### Instructions to follow
In the lines starting at the one containing "band-smc [144,180,1203,634]" and ending at the one containing "legend-marker-smc [122,190,136,204]", switch "Sampler" to "Method" and keep everything else the same. Return only those lines.

### Records provided
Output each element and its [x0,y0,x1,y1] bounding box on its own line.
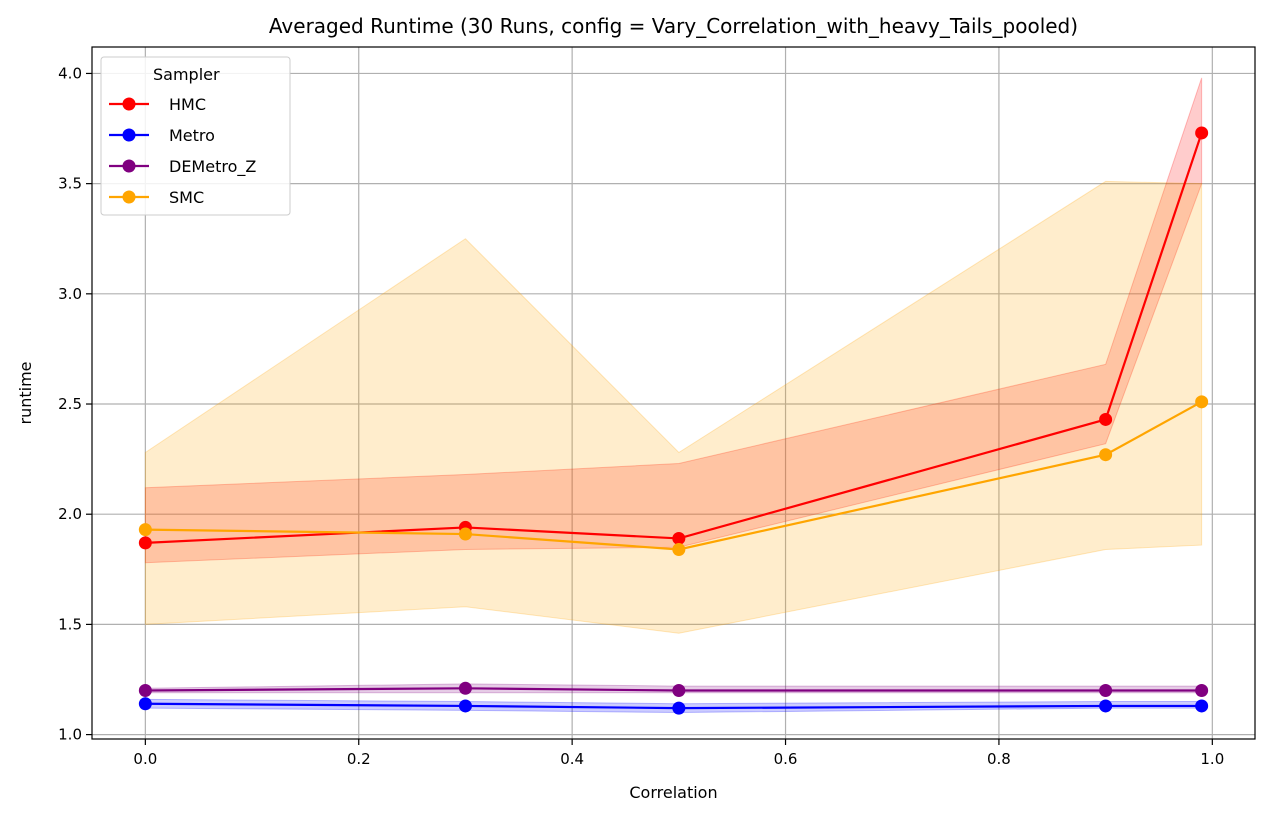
band-smc [144,180,1203,634]
legend-items: HMC Metro DEMetro_Z SMC [109,95,256,207]
point-demetro-z [672,684,686,698]
legend-label-demetro-z: DEMetro_Z [169,157,256,177]
point-demetro-z [1195,684,1209,698]
point-demetro-z [138,684,152,698]
y-tick-label: 1.0 [58,726,82,744]
y-axis-label: runtime [16,361,35,424]
x-axis-ticks: 0.0 0.2 0.4 0.6 0.8 1.0 [133,739,1224,768]
series-markers [138,126,1209,715]
point-hmc [138,536,152,550]
x-axis-label: Correlation [629,783,717,802]
y-tick-label: 4.0 [58,64,82,82]
x-tick-label: 0.8 [987,750,1011,768]
legend-label-smc: SMC [169,188,204,207]
x-tick-label: 0.2 [347,750,371,768]
legend-box [100,56,291,216]
y-tick-label: 2.5 [58,395,82,413]
point-hmc [1195,126,1209,140]
legend-title: Sampler [153,65,220,84]
legend: Sampler HMC Metro DEMetro_Z SMC [100,56,291,216]
legend-label-metro: Metro [169,126,215,145]
legend-label-hmc: HMC [169,95,206,114]
legend-marker-metro [122,128,136,142]
x-tick-label: 0.6 [774,750,798,768]
point-smc [458,527,472,541]
x-tick-label: 0.4 [560,750,584,768]
x-tick-label: 0.0 [133,750,157,768]
point-smc [1195,395,1209,409]
y-tick-label: 2.0 [58,505,82,523]
y-tick-label: 1.5 [58,615,82,633]
x-tick-label: 1.0 [1200,750,1224,768]
point-smc [672,542,686,556]
point-hmc [672,531,686,545]
point-metro [138,697,152,711]
legend-marker-demetro-z [122,159,136,173]
point-smc [138,523,152,537]
band-hmc [144,77,1203,564]
legend-marker-hmc [122,97,136,111]
point-metro [458,699,472,713]
point-metro [1195,699,1209,713]
point-hmc [1099,412,1113,426]
point-demetro-z [458,681,472,695]
y-axis-ticks: 1.0 1.5 2.0 2.5 3.0 3.5 4.0 [58,64,92,744]
chart-title: Averaged Runtime (30 Runs, config = Vary… [269,14,1078,38]
y-tick-label: 3.0 [58,285,82,303]
confidence-bands [144,77,1203,714]
point-metro [672,701,686,715]
point-demetro-z [1099,684,1113,698]
y-tick-label: 3.5 [58,175,82,193]
legend-marker-smc [122,190,136,204]
point-metro [1099,699,1113,713]
point-smc [1099,448,1113,462]
plot-frame [91,46,1256,740]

### Answer for this exercise
band-smc [144,180,1203,634]
legend-items: HMC Metro DEMetro_Z SMC [109,95,256,207]
point-demetro-z [672,684,686,698]
legend-label-demetro-z: DEMetro_Z [169,157,256,177]
point-demetro-z [1195,684,1209,698]
point-demetro-z [138,684,152,698]
y-tick-label: 1.0 [58,726,82,744]
y-axis-label: runtime [16,361,35,424]
x-axis-ticks: 0.0 0.2 0.4 0.6 0.8 1.0 [133,739,1224,768]
series-markers [138,126,1209,715]
point-hmc [138,536,152,550]
x-axis-label: Correlation [629,783,717,802]
y-tick-label: 4.0 [58,64,82,82]
x-tick-label: 0.8 [987,750,1011,768]
legend-label-smc: SMC [169,188,204,207]
x-tick-label: 0.2 [347,750,371,768]
legend-box [100,56,291,216]
y-tick-label: 2.5 [58,395,82,413]
point-hmc [1195,126,1209,140]
legend-title: Method [153,65,220,84]
legend: Method HMC Metro DEMetro_Z SMC [100,56,291,216]
legend-label-metro: Metro [169,126,215,145]
legend-label-hmc: HMC [169,95,206,114]
legend-marker-metro [122,128,136,142]
x-tick-label: 0.6 [774,750,798,768]
point-smc [458,527,472,541]
x-tick-label: 0.4 [560,750,584,768]
x-tick-label: 0.0 [133,750,157,768]
point-smc [1195,395,1209,409]
y-tick-label: 2.0 [58,505,82,523]
y-tick-label: 1.5 [58,615,82,633]
x-tick-label: 1.0 [1200,750,1224,768]
point-smc [672,542,686,556]
point-hmc [672,531,686,545]
point-metro [138,697,152,711]
legend-marker-demetro-z [122,159,136,173]
point-smc [138,523,152,537]
band-hmc [144,77,1203,564]
legend-marker-hmc [122,97,136,111]
point-metro [458,699,472,713]
point-metro [1195,699,1209,713]
point-hmc [1099,412,1113,426]
point-demetro-z [458,681,472,695]
y-axis-ticks: 1.0 1.5 2.0 2.5 3.0 3.5 4.0 [58,64,92,744]
chart-title: Averaged Runtime (30 Runs, config = Vary… [269,14,1078,38]
y-tick-label: 3.0 [58,285,82,303]
confidence-bands [144,77,1203,714]
point-metro [672,701,686,715]
point-demetro-z [1099,684,1113,698]
y-tick-label: 3.5 [58,175,82,193]
legend-marker-smc [122,190,136,204]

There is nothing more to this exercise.